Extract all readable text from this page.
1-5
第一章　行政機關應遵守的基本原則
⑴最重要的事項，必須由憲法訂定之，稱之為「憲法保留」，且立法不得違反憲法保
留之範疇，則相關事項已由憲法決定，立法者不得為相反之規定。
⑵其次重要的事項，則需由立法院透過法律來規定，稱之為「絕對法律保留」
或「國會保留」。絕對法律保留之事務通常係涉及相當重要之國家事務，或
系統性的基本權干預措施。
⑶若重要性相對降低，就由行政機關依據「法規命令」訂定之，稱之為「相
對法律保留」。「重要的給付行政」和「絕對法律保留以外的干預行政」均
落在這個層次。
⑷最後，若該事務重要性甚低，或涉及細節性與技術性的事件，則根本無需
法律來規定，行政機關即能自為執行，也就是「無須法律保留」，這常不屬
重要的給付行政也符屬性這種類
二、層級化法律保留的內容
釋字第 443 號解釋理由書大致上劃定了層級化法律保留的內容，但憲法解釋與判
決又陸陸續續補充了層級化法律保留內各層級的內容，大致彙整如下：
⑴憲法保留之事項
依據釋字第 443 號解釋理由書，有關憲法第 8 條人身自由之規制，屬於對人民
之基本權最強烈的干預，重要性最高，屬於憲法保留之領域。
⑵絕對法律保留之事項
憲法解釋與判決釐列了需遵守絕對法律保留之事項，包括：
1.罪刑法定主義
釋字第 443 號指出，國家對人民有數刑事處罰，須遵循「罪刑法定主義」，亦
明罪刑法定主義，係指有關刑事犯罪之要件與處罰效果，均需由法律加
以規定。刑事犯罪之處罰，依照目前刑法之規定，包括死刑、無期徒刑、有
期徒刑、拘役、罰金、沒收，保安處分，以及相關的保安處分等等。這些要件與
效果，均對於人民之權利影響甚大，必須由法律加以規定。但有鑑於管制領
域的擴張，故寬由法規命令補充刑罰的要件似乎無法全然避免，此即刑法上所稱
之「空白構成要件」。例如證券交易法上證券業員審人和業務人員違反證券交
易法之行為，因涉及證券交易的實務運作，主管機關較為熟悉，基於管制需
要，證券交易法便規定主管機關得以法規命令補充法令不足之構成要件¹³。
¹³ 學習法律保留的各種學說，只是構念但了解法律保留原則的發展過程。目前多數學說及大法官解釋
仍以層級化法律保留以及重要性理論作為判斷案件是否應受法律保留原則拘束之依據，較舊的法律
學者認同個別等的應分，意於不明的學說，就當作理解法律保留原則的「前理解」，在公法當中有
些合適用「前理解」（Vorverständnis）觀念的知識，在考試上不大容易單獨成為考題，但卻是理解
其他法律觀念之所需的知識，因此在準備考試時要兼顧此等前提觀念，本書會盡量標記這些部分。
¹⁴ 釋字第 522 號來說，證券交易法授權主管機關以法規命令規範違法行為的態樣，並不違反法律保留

▸ The exercise
Set down every record above exactly as given.

▸ Solution
Extract all readable text from this page.
1-5
第一章　行政機關應遵守的基本原則
⑴最重要的事項，必須由憲法訂定之，稱之為「憲法保留」，且立法不得違反憲法保
留之範疇，則相關事項已由憲法決定，立法者不得為相反之規定。
⑵其次重要的事項，則需由立法院透過法律來規定，稱之為「絕對法律保留」
或「國會保留」。絕對法律保留之事務通常係涉及相當重要之國家事務，或
系統性的基本權干預措施。
⑶若重要性相對降低，就由行政機關依據「法規命令」訂定之，稱之為「相
對法律保留」。「重要的給付行政」和「絕對法律保留以外的干預行政」均
落在這個層次。
⑷最後，若該事務重要性甚低，或涉及細節性與技術性的事件，則根本無需
法律來規定，行政機關即能自為執行，也就是「無須法律保留」，這常不屬
重要的給付行政也符屬性這種類
二、層級化法律保留的內容
釋字第 443 號解釋理由書大致上劃定了層級化法律保留的內容，但憲法解釋與判
決又陸陸續續補充了層級化法律保留內各層級的內容，大致彙整如下：
⑴憲法保留之事項
依據釋字第 443 號解釋理由書，有關憲法第 8 條人身自由之規制，屬於對人民
之基本權最強烈的干預，重要性最高，屬於憲法保留之領域。
⑵絕對法律保留之事項
憲法解釋與判決釐列了需遵守絕對法律保留之事項，包括：
1.罪刑法定主義
釋字第 443 號指出，國家對人民有數刑事處罰，須遵循「罪刑法定主義」，亦
明罪刑法定主義，係指有關刑事犯罪之要件與處罰效果，均需由法律加
以規定。刑事犯罪之處罰，依照目前刑法之規定，包括死刑、無期徒刑、有
期徒刑、拘役、罰金、沒收，保安處分，以及相關的保安處分等等。這些要件與
效果，均對於人民之權利影響甚大，必須由法律加以規定。但有鑑於管制領
域的擴張，故寬由法規命令補充刑罰的要件似乎無法全然避免，此即刑法上所稱
之「空白構成要件」。例如證券交易法上證券業員審人和業務人員違反證券交
易法之行為，因涉及證券交易的實務運作，主管機關較為熟悉，基於管制需
要，證券交易法便規定主管機關得以法規命令補充法令不足之構成要件¹³。
¹³ 學習法律保留的各種學說，只是構念但了解法律保留原則的發展過程。目前多數學說及大法官解釋
仍以層級化法律保留以及重要性理論作為判斷案件是否應受法律保留原則拘束之依據，較舊的法律
學者認同個別等的應分，意於不明的學說，就當作理解法律保留原則的「前理解」，在公法當中有
些合適用「前理解」（Vorverständnis）觀念的知識，在考試上不大容易單獨成為考題，但卻是理解
其他法律觀念之所需的知識，因此在準備考試時要兼顧此等前提觀念，本書會盡量標記這些部分。
¹⁴ 釋字第 522 號來說，證券交易法授權主管機關以法規命令規範違法行為的態樣，並不違反法律保留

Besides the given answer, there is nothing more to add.